[start of DATA FOR THIS EXERCISE]

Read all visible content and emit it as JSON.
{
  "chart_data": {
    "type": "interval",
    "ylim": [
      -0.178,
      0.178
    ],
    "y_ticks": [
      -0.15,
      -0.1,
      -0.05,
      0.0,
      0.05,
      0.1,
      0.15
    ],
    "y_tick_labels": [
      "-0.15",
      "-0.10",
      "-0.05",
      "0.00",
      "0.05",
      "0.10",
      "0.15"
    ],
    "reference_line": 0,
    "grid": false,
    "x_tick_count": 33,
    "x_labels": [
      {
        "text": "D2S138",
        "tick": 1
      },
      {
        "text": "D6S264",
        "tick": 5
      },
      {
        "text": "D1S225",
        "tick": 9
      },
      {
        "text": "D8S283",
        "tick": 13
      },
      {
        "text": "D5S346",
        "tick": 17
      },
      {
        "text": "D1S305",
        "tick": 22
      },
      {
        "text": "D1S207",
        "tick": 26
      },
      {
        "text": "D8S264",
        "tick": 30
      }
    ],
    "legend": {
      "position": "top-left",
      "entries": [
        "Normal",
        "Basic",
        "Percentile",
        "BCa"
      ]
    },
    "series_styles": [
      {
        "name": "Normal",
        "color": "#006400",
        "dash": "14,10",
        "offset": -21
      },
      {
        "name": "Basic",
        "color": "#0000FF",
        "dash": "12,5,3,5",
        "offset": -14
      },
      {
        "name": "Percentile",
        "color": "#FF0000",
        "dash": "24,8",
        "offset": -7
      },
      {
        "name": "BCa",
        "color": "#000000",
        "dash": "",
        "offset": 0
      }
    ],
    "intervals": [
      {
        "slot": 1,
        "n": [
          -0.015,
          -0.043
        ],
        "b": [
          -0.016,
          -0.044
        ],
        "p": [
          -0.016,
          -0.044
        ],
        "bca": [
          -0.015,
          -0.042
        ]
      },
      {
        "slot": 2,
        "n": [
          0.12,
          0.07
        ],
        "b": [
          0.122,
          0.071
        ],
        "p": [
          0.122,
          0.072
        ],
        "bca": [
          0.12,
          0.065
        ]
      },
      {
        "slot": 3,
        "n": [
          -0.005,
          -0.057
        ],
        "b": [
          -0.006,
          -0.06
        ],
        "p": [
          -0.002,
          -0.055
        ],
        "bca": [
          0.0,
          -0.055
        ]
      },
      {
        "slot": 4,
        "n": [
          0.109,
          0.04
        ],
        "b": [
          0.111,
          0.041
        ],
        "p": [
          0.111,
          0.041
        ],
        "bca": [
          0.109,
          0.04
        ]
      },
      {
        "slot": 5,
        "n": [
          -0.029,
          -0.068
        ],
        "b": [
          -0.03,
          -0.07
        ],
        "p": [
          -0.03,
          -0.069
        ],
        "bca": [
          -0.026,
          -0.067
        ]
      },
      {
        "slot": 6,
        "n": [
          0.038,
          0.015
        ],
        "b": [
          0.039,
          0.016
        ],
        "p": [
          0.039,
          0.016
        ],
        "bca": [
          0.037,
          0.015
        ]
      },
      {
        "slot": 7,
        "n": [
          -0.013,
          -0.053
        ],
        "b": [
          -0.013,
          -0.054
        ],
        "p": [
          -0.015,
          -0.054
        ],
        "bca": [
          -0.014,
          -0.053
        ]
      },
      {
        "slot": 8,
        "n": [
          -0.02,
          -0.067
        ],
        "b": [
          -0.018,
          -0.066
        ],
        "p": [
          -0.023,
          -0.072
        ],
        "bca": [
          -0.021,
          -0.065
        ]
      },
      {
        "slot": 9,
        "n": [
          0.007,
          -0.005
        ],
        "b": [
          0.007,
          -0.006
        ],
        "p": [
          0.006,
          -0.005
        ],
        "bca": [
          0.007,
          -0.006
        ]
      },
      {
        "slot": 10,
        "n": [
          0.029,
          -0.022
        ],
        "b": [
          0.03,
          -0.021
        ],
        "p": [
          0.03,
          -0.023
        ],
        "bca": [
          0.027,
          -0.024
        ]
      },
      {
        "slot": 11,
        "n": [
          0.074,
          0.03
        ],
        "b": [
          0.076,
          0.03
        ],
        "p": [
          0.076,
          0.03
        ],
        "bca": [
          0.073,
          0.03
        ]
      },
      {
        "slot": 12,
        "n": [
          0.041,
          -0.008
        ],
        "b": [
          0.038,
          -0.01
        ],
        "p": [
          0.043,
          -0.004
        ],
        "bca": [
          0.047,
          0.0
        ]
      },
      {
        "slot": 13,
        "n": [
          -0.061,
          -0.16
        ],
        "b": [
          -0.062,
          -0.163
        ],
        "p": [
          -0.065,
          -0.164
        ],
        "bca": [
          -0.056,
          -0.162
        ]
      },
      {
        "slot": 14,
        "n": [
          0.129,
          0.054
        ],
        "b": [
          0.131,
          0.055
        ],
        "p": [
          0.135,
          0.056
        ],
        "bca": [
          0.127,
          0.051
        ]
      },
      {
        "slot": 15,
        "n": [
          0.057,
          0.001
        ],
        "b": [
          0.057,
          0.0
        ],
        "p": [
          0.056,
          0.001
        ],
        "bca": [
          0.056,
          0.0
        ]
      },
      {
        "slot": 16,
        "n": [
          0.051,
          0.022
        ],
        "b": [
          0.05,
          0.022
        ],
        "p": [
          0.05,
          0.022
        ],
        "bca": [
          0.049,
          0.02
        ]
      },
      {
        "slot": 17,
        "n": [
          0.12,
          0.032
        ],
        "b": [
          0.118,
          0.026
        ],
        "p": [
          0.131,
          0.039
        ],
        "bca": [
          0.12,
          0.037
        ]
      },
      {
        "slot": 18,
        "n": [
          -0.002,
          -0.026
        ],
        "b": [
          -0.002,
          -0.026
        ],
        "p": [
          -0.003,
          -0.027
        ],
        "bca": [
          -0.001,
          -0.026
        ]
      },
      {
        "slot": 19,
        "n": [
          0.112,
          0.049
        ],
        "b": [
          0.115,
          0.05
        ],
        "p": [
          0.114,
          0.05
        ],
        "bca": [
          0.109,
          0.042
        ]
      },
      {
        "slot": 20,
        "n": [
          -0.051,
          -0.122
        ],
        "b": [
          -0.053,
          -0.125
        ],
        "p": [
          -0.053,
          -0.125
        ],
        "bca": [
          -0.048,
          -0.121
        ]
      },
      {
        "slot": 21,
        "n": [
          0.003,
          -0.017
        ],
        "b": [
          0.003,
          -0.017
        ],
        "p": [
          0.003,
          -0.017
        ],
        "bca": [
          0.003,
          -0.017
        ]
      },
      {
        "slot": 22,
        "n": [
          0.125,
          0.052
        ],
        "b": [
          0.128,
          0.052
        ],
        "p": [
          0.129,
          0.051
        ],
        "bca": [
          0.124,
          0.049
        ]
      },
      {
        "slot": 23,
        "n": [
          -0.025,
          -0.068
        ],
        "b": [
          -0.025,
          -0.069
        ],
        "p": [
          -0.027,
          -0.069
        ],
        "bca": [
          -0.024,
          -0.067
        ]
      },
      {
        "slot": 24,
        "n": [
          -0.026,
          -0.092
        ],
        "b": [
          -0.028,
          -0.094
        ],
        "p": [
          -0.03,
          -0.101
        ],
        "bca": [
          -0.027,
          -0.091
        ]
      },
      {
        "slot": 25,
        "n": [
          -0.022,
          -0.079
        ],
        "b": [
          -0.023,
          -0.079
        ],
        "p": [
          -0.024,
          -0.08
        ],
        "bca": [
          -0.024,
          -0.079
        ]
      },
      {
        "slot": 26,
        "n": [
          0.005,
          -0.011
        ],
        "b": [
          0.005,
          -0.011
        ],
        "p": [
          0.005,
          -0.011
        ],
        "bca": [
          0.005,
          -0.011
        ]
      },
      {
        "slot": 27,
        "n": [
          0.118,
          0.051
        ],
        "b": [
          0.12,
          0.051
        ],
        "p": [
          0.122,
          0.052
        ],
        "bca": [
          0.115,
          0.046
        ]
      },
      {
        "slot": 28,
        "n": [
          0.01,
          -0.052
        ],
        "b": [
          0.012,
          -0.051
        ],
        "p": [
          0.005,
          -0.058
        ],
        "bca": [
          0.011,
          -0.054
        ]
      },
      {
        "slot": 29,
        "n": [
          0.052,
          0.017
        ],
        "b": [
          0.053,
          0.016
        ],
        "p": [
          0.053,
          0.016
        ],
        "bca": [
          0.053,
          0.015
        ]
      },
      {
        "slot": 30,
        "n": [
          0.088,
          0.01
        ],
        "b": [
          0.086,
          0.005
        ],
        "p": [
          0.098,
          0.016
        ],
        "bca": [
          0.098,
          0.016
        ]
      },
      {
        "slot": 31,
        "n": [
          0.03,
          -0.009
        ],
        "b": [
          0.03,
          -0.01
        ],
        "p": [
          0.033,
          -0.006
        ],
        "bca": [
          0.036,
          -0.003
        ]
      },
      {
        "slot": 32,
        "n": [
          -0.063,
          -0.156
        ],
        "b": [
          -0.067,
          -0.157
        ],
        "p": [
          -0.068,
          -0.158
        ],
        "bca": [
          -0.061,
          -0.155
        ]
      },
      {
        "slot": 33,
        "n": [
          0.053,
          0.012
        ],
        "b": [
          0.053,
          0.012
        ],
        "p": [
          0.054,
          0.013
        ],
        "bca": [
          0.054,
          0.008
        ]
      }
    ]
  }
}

[end of DATA FOR THIS EXERCISE]

— EXERCISE TASK —
Check each line above for the string "text" and report how many lines have it, giving only the number.

— FINISHED ANSWER —
8